Records from a data collection:
▼
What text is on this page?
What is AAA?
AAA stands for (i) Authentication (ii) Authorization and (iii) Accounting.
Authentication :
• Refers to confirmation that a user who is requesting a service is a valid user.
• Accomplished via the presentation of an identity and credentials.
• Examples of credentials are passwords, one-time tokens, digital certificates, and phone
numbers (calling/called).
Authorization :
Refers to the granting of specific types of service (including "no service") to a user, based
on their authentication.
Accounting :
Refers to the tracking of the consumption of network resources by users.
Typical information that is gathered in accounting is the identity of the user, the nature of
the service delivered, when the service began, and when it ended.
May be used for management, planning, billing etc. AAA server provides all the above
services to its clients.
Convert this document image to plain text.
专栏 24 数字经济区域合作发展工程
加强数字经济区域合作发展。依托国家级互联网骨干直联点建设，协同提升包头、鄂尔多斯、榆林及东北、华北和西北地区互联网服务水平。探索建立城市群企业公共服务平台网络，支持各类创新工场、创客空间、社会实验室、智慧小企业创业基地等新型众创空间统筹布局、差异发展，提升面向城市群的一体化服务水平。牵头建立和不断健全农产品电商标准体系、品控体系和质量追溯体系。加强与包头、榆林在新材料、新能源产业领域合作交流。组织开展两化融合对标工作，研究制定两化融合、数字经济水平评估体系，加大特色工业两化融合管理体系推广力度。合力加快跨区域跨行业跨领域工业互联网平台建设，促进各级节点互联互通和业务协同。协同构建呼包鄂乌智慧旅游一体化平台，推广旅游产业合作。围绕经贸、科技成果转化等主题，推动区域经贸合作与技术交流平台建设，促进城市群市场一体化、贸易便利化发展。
▲
The exercise: Return, from the data, each line that has the word "identity" in it.

Exercise answer:
• Accomplished via the presentation of an identity and credentials.
Typical information that is gathered in accounting is the identity of the user, the nature of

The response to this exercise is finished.